__Aim__: Pull out every line in the data that has the string "image" in it.

__Record list__:
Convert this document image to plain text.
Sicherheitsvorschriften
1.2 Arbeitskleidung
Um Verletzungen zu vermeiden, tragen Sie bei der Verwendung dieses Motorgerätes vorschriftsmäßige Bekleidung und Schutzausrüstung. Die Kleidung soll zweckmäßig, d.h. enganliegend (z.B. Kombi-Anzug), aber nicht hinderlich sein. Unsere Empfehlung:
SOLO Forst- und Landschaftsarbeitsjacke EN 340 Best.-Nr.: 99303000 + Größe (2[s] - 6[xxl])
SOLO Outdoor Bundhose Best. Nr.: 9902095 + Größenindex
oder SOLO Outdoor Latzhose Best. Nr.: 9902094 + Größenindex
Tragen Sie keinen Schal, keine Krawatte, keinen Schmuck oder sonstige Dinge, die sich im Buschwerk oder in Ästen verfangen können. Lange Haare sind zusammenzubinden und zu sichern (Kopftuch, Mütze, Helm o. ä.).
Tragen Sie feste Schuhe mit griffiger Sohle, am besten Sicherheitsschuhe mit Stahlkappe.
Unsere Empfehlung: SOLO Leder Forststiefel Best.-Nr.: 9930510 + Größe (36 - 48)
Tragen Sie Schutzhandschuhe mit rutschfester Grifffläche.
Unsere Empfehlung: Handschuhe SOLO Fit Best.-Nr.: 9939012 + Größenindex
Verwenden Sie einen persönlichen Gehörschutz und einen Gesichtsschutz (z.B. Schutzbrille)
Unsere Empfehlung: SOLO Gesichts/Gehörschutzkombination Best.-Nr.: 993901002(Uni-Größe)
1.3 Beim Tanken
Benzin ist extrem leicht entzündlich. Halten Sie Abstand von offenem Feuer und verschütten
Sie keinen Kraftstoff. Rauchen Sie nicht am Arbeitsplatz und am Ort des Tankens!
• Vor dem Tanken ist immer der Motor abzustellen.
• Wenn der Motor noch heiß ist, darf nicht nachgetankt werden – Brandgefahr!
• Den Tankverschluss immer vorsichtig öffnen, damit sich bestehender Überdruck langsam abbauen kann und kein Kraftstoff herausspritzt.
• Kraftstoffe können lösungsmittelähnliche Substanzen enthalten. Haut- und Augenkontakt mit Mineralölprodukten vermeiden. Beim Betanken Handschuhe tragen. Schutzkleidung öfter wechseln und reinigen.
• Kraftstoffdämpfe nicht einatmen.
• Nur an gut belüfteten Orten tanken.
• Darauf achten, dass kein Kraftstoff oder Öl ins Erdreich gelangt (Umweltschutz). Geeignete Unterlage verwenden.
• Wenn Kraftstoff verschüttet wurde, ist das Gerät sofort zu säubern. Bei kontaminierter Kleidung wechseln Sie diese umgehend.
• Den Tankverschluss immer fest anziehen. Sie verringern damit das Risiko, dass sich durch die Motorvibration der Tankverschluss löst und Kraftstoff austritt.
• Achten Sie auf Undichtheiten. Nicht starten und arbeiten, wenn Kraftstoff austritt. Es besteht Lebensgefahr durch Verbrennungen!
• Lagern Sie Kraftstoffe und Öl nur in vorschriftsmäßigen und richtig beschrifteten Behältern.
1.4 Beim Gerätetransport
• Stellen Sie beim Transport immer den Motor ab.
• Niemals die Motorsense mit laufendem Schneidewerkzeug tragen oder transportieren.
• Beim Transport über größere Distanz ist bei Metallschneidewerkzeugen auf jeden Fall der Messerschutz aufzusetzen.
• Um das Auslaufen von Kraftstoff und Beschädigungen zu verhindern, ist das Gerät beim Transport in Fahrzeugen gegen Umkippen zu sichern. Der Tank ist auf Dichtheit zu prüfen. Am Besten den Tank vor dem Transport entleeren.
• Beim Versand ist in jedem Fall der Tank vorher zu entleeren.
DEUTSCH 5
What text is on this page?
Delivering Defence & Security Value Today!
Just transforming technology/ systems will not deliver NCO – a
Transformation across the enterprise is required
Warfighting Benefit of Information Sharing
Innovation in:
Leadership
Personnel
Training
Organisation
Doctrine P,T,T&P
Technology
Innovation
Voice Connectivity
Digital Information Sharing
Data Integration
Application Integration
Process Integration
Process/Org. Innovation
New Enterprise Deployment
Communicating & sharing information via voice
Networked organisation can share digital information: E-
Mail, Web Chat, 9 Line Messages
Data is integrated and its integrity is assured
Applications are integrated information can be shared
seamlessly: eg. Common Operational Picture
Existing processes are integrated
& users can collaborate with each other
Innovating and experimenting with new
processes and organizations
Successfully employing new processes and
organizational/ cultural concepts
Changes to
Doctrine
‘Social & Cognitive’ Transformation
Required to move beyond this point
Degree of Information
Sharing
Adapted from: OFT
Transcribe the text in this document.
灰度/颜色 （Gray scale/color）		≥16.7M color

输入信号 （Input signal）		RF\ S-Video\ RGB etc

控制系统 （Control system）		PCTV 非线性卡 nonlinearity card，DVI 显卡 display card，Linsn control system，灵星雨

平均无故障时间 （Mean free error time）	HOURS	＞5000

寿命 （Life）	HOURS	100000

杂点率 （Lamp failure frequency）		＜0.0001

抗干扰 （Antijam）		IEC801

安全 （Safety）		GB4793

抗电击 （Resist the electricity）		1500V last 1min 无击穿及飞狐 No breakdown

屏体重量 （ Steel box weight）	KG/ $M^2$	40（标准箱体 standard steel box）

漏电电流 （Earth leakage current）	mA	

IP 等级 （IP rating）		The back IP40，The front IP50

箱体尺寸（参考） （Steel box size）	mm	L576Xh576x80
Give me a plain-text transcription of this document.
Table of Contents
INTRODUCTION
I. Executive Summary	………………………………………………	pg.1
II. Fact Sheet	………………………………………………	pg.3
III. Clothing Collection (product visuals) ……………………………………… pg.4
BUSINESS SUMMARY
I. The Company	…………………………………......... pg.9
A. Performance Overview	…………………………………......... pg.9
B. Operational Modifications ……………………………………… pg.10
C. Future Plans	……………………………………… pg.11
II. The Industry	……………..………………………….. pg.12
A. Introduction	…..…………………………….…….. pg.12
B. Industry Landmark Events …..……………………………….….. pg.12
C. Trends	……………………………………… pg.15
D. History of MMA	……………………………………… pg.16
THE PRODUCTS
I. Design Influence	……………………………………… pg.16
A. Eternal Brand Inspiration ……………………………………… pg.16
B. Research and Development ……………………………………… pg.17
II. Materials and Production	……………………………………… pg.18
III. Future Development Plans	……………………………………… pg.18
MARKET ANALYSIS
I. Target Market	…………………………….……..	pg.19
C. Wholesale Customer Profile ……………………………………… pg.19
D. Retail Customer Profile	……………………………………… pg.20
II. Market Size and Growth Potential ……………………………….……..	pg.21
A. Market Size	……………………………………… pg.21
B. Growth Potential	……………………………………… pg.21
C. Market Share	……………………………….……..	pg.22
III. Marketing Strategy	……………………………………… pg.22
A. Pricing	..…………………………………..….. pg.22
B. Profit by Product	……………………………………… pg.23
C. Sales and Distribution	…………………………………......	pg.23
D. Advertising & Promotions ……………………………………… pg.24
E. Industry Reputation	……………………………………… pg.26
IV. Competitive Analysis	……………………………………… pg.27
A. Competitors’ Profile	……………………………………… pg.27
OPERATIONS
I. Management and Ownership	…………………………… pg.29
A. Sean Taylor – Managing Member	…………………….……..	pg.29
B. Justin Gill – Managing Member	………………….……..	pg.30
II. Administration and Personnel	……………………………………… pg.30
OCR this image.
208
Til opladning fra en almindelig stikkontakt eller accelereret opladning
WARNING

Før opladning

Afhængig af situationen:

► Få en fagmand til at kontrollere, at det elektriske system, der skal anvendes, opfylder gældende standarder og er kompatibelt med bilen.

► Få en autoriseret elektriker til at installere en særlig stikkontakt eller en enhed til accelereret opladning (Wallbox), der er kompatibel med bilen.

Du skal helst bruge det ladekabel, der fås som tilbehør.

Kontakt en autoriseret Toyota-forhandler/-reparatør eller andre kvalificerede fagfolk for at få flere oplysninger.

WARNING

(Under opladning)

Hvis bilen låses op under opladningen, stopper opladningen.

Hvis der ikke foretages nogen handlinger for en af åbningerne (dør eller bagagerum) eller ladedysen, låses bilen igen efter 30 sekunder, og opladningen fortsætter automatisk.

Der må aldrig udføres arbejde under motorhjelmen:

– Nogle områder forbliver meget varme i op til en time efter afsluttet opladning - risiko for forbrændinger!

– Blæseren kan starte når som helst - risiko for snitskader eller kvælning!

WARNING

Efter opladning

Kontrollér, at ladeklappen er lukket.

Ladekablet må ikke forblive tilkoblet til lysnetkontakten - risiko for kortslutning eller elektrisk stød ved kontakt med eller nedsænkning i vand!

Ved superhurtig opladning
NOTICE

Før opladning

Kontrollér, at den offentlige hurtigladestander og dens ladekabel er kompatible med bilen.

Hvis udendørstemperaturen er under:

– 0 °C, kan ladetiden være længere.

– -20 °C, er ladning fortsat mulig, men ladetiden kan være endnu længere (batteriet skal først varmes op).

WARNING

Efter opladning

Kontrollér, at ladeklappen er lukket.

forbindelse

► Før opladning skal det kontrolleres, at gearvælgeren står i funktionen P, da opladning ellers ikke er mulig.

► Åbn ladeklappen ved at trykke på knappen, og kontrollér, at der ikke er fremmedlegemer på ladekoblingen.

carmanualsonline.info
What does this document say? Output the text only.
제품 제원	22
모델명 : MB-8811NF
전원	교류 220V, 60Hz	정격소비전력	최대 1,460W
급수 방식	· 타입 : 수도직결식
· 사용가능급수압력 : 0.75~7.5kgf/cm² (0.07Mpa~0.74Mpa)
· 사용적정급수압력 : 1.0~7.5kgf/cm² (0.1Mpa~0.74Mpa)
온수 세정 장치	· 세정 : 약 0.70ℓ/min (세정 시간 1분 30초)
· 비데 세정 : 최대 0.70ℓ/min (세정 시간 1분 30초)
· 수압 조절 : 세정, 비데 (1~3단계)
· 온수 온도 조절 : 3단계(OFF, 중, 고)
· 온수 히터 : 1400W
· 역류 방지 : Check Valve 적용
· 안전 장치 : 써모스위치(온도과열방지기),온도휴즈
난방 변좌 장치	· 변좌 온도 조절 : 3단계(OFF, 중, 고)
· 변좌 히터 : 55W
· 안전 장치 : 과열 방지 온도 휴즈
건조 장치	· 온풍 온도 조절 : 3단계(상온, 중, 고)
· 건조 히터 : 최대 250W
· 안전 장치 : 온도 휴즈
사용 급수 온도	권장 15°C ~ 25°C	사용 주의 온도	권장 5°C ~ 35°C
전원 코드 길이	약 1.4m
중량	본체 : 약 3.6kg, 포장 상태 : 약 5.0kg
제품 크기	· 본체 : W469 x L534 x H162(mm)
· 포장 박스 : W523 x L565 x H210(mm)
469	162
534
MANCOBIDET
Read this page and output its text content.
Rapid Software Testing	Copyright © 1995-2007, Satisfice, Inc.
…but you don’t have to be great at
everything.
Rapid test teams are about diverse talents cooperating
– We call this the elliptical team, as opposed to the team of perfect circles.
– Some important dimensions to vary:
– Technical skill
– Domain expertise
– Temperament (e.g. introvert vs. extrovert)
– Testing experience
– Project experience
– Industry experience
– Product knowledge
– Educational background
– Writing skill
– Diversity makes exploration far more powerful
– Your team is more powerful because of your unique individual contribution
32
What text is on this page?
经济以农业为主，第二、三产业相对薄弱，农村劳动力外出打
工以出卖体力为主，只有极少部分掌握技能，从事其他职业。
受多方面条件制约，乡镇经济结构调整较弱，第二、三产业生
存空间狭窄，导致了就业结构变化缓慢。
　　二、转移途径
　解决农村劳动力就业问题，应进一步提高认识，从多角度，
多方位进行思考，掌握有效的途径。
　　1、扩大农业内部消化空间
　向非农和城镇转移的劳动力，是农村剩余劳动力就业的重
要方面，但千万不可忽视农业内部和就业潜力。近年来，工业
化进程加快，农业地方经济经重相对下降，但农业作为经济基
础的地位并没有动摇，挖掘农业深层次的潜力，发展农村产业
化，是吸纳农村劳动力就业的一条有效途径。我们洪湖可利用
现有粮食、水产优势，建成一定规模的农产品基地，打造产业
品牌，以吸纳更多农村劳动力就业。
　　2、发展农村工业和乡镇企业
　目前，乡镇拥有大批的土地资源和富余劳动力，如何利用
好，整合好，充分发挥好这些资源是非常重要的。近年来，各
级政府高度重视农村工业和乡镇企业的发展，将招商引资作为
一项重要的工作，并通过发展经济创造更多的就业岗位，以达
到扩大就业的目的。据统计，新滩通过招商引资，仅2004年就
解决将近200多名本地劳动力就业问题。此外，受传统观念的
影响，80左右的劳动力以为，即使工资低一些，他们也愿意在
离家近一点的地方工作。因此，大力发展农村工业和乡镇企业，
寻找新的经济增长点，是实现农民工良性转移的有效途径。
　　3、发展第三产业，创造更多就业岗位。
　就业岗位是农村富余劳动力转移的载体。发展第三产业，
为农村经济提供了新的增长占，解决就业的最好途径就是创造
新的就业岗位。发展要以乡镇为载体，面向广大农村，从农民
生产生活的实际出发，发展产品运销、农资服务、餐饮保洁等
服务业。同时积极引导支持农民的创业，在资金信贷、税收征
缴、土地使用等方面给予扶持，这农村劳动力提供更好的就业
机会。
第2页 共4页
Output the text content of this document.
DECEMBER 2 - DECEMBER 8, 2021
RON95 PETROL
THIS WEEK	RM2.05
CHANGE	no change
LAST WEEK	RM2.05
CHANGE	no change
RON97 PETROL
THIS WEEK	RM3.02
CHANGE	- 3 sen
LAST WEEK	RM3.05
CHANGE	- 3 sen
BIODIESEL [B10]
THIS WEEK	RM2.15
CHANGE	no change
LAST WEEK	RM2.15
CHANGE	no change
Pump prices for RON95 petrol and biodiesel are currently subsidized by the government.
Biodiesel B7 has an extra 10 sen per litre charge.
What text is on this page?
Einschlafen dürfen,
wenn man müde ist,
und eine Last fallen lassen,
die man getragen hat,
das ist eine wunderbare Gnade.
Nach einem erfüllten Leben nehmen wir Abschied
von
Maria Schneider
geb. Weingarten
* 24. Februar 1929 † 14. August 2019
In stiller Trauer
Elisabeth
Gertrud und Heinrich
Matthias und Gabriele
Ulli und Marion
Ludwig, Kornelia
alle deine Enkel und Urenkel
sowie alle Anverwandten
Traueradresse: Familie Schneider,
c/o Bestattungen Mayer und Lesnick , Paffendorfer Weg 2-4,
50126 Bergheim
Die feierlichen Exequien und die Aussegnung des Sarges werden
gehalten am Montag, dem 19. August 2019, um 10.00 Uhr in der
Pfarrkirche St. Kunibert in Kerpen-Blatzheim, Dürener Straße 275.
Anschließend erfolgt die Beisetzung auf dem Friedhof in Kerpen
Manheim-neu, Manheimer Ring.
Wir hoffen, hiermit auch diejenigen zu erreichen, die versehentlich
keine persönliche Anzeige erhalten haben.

__Result of this exercise__:
Convert this document image to plain text.
OCR this image.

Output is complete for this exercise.